● Set tasks:
a - Retype the part of the image captioning notes starting at "Deep learning end-to-end" and ending at "Neural Image Captioning(NIC)".
b - Extend the image captioning notes beyond their final line, keeping the same outline style.

● Quoted text:
Learning Day 71: Image captioning
Published in
2 min readJun 28, 2021
Image captioning
- Vision → Language
- The combination of CV and NLP
Traditional method
- Image content → keywords/tags
- Keywords → sentences
Advantages:
- Directly use existing knowledge of CV and NLP
- Able to filter noise
- Modular
Disadvantage
- If first step is wrong (CV), second step will be wrong (NLP)
Deep learning end-to-end method
CNN + RNN
- A encoder-decoder structure
- CNN as an encoder to extract the 2nd last layer of features map before softmax
- RNN/LSTM as a decoder to take the feature map as input (the first input only)
- Neural Image Captioning(NIC)

● Extracted data:
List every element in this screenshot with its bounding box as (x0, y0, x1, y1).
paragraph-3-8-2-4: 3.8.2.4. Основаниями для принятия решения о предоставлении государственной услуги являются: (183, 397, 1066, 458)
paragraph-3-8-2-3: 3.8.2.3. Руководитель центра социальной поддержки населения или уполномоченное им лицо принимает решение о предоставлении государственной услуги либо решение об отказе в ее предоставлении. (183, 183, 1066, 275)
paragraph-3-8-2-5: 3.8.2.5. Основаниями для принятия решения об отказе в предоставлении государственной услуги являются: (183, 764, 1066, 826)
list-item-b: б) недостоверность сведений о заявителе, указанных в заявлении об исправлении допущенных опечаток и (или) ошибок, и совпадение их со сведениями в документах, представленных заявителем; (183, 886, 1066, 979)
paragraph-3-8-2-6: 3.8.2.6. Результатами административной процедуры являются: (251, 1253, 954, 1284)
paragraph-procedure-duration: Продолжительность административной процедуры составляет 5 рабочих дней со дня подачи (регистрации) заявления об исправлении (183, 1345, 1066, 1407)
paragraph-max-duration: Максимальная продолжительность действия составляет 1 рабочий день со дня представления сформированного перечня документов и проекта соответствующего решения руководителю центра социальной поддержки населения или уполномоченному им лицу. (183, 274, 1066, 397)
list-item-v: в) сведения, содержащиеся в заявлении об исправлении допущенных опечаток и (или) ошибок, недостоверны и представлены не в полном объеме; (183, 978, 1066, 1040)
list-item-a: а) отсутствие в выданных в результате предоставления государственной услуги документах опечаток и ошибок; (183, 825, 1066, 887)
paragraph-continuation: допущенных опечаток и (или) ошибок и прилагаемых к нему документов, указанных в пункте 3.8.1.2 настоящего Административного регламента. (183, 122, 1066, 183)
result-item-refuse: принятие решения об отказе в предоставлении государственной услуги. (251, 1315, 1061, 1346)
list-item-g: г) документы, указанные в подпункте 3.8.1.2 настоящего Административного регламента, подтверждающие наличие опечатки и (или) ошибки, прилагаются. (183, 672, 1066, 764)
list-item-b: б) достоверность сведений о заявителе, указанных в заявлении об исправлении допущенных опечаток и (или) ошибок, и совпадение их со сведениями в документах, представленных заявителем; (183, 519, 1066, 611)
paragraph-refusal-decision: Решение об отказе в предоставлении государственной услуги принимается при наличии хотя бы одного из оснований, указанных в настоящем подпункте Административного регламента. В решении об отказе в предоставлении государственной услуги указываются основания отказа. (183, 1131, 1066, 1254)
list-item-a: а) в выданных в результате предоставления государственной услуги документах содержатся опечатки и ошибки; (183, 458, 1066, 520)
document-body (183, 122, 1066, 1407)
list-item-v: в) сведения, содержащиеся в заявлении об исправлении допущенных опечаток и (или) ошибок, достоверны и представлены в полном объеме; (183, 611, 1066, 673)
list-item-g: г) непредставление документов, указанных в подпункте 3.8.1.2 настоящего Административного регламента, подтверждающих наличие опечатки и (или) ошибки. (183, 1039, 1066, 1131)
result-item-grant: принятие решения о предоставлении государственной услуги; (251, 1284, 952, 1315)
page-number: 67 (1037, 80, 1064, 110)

● Answers to the tasks:
a -
Deep learning end-to-end method
CNN + RNN
- A encoder-decoder structure
- CNN as an encoder to extract the 2nd last layer of features map before softmax
- RNN/LSTM as a decoder to take the feature map as input (the first input only)
- Neural Image Captioning(NIC)

b -
CNN + RNN + Attention mechanism
- Attention mechanism is only implemented after encoder
- Output from CNN (encoder) will be divided ton multiple cell states (C1, C2 C3) for LSTM (decoder) to generate outputs (Y1, Y2, Y3) accordingly
- The cell states are generated from the weighted hₜ, with different weights represent the attention weightage
Evaluation metrics for image captioning
- Meteor
- CIDEr
- BLEU@N
Thoughts about this topic
- RNN has been briefly studied in Day 25–30
- I did not understand this topic, image captioning, very well, especially the attention mechanism. (Does attention mechanism require additional marking on the data? If not, how does the model determine which part should be focused)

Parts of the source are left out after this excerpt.